**Figure record extracts**.
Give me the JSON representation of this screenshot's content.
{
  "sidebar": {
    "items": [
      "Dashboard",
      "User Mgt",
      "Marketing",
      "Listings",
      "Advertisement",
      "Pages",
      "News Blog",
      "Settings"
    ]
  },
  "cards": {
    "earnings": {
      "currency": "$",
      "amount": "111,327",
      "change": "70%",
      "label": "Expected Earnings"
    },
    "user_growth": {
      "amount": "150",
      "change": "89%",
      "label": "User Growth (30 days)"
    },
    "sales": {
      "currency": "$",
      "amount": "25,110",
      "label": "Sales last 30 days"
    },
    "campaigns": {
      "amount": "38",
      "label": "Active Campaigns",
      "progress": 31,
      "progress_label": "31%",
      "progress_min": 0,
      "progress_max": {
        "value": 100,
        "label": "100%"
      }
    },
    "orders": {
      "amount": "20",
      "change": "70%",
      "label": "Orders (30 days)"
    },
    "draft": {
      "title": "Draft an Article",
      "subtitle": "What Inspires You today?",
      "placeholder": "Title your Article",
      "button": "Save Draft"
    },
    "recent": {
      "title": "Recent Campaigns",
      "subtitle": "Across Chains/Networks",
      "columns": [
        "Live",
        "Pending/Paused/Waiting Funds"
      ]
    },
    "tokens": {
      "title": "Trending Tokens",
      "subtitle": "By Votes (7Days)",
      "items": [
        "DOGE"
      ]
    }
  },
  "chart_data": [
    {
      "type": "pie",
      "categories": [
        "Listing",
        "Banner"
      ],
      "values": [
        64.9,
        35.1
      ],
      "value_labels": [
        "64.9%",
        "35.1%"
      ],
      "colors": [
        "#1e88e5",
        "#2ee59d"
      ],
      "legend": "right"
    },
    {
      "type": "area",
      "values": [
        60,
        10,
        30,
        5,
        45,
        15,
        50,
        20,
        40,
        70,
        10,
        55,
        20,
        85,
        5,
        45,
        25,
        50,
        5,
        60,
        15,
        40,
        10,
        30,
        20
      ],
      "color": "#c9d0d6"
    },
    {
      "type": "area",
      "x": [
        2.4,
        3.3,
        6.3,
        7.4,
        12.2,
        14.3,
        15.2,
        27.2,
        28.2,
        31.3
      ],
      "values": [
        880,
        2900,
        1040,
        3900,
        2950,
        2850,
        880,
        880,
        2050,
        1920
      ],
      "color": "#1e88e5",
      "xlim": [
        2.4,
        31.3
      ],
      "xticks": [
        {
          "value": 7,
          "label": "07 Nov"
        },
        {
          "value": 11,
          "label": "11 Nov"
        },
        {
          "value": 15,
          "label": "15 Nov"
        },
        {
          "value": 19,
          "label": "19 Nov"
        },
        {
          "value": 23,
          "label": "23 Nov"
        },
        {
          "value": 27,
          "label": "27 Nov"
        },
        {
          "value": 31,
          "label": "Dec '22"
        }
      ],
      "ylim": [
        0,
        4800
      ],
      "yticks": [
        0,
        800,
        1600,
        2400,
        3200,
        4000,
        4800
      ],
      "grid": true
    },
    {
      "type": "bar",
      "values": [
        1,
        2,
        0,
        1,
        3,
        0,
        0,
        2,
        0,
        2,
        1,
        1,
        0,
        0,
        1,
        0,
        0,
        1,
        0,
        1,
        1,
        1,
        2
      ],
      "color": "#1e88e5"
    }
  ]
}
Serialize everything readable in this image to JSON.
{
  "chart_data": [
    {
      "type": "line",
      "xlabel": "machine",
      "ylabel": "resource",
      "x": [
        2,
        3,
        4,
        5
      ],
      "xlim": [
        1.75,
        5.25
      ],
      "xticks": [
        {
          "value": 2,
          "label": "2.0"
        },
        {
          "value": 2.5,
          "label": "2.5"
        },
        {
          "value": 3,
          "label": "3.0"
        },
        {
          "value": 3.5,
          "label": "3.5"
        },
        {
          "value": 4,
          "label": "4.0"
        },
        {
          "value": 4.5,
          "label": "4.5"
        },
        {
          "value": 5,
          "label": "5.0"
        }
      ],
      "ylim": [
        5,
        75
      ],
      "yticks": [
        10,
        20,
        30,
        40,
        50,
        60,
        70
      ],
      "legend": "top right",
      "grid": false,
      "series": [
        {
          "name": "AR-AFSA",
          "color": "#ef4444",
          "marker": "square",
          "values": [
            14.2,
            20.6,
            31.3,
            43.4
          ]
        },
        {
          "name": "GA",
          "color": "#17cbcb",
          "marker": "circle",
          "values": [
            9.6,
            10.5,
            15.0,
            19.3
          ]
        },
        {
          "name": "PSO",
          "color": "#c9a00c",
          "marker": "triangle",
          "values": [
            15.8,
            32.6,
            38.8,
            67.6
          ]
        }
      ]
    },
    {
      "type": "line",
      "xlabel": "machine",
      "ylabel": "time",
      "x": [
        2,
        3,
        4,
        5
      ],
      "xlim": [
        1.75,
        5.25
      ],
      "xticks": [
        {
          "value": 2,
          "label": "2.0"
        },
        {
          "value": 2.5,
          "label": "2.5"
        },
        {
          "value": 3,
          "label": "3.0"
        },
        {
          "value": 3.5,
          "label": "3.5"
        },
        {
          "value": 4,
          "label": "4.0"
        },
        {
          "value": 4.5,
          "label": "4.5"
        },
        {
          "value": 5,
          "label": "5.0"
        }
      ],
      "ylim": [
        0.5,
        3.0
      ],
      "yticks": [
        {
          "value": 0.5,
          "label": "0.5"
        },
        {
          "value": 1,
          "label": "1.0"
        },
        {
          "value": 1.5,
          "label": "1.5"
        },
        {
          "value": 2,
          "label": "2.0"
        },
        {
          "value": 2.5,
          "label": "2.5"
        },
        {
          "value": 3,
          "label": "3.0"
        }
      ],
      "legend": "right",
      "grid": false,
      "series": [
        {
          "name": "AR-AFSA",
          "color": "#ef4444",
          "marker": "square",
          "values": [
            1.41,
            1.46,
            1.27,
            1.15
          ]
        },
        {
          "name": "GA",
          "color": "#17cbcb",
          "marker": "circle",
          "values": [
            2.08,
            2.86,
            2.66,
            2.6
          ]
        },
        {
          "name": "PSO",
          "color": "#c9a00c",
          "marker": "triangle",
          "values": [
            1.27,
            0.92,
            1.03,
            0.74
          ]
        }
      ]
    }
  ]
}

**What to produce**. Return the whole listing exactly, with every line included.

**Task answer**.
Give me the JSON representation of this screenshot's content.
{
  "sidebar": {
    "items": [
      "Dashboard",
      "User Mgt",
      "Marketing",
      "Listings",
      "Advertisement",
      "Pages",
      "News Blog",
      "Settings"
    ]
  },
  "cards": {
    "earnings": {
      "currency": "$",
      "amount": "111,327",
      "change": "70%",
      "label": "Expected Earnings"
    },
    "user_growth": {
      "amount": "150",
      "change": "89%",
      "label": "User Growth (30 days)"
    },
    "sales": {
      "currency": "$",
      "amount": "25,110",
      "label": "Sales last 30 days"
    },
    "campaigns": {
      "amount": "38",
      "label": "Active Campaigns",
      "progress": 31,
      "progress_label": "31%",
      "progress_min": 0,
      "progress_max": {
        "value": 100,
        "label": "100%"
      }
    },
    "orders": {
      "amount": "20",
      "change": "70%",
      "label": "Orders (30 days)"
    },
    "draft": {
      "title": "Draft an Article",
      "subtitle": "What Inspires You today?",
      "placeholder": "Title your Article",
      "button": "Save Draft"
    },
    "recent": {
      "title": "Recent Campaigns",
      "subtitle": "Across Chains/Networks",
      "columns": [
        "Live",
        "Pending/Paused/Waiting Funds"
      ]
    },
    "tokens": {
      "title": "Trending Tokens",
      "subtitle": "By Votes (7Days)",
      "items": [
        "DOGE"
      ]
    }
  },
  "chart_data": [
    {
      "type": "pie",
      "categories": [
        "Listing",
        "Banner"
      ],
      "values": [
        64.9,
        35.1
      ],
      "value_labels": [
        "64.9%",
        "35.1%"
      ],
      "colors": [
        "#1e88e5",
        "#2ee59d"
      ],
      "legend": "right"
    },
    {
      "type": "area",
      "values": [
        60,
        10,
        30,
        5,
        45,
        15,
        50,
        20,
        40,
        70,
        10,
        55,
        20,
        85,
        5,
        45,
        25,
        50,
        5,
        60,
        15,
        40,
        10,
        30,
        20
      ],
      "color": "#c9d0d6"
    },
    {
      "type": "area",
      "x": [
        2.4,
        3.3,
        6.3,
        7.4,
        12.2,
        14.3,
        15.2,
        27.2,
        28.2,
        31.3
      ],
      "values": [
        880,
        2900,
        1040,
        3900,
        2950,
        2850,
        880,
        880,
        2050,
        1920
      ],
      "color": "#1e88e5",
      "xlim": [
        2.4,
        31.3
      ],
      "xticks": [
        {
          "value": 7,
          "label": "07 Nov"
        },
        {
          "value": 11,
          "label": "11 Nov"
        },
        {
          "value": 15,
          "label": "15 Nov"
        },
        {
          "value": 19,
          "label": "19 Nov"
        },
        {
          "value": 23,
          "label": "23 Nov"
        },
        {
          "value": 27,
          "label": "27 Nov"
        },
        {
          "value": 31,
          "label": "Dec '22"
        }
      ],
      "ylim": [
        0,
        4800
      ],
      "yticks": [
        0,
        800,
        1600,
        2400,
        3200,
        4000,
        4800
      ],
      "grid": true
    },
    {
      "type": "bar",
      "values": [
        1,
        2,
        0,
        1,
        3,
        0,
        0,
        2,
        0,
        2,
        1,
        1,
        0,
        0,
        1,
        0,
        0,
        1,
        0,
        1,
        1,
        1,
        2
      ],
      "color": "#1e88e5"
    }
  ]
}
Serialize everything readable in this image to JSON.
{
  "chart_data": [
    {
      "type": "line",
      "xlabel": "machine",
      "ylabel": "resource",
      "x": [
        2,
        3,
        4,
        5
      ],
      "xlim": [
        1.75,
        5.25
      ],
      "xticks": [
        {
          "value": 2,
          "label": "2.0"
        },
        {
          "value": 2.5,
          "label": "2.5"
        },
        {
          "value": 3,
          "label": "3.0"
        },
        {
          "value": 3.5,
          "label": "3.5"
        },
        {
          "value": 4,
          "label": "4.0"
        },
        {
          "value": 4.5,
          "label": "4.5"
        },
        {
          "value": 5,
          "label": "5.0"
        }
      ],
      "ylim": [
        5,
        75
      ],
      "yticks": [
        10,
        20,
        30,
        40,
        50,
        60,
        70
      ],
      "legend": "top right",
      "grid": false,
      "series": [
        {
          "name": "AR-AFSA",
          "color": "#ef4444",
          "marker": "square",
          "values": [
            14.2,
            20.6,
            31.3,
            43.4
          ]
        },
        {
          "name": "GA",
          "color": "#17cbcb",
          "marker": "circle",
          "values": [
            9.6,
            10.5,
            15.0,
            19.3
          ]
        },
        {
          "name": "PSO",
          "color": "#c9a00c",
          "marker": "triangle",
          "values": [
            15.8,
            32.6,
            38.8,
            67.6
          ]
        }
      ]
    },
    {
      "type": "line",
      "xlabel": "machine",
      "ylabel": "time",
      "x": [
        2,
        3,
        4,
        5
      ],
      "xlim": [
        1.75,
        5.25
      ],
      "xticks": [
        {
          "value": 2,
          "label": "2.0"
        },
        {
          "value": 2.5,
          "label": "2.5"
        },
        {
          "value": 3,
          "label": "3.0"
        },
        {
          "value": 3.5,
          "label": "3.5"
        },
        {
          "value": 4,
          "label": "4.0"
        },
        {
          "value": 4.5,
          "label": "4.5"
        },
        {
          "value": 5,
          "label": "5.0"
        }
      ],
      "ylim": [
        0.5,
        3.0
      ],
      "yticks": [
        {
          "value": 0.5,
          "label": "0.5"
        },
        {
          "value": 1,
          "label": "1.0"
        },
        {
          "value": 1.5,
          "label": "1.5"
        },
        {
          "value": 2,
          "label": "2.0"
        },
        {
          "value": 2.5,
          "label": "2.5"
        },
        {
          "value": 3,
          "label": "3.0"
        }
      ],
      "legend": "right",
      "grid": false,
      "series": [
        {
          "name": "AR-AFSA",
          "color": "#ef4444",
          "marker": "square",
          "values": [
            1.41,
            1.46,
            1.27,
            1.15
          ]
        },
        {
          "name": "GA",
          "color": "#17cbcb",
          "marker": "circle",
          "values": [
            2.08,
            2.86,
            2.66,
            2.6
          ]
        },
        {
          "name": "PSO",
          "color": "#c9a00c",
          "marker": "triangle",
          "values": [
            1.27,
            0.92,
            1.03,
            0.74
          ]
        }
      ]
    }
  ]
}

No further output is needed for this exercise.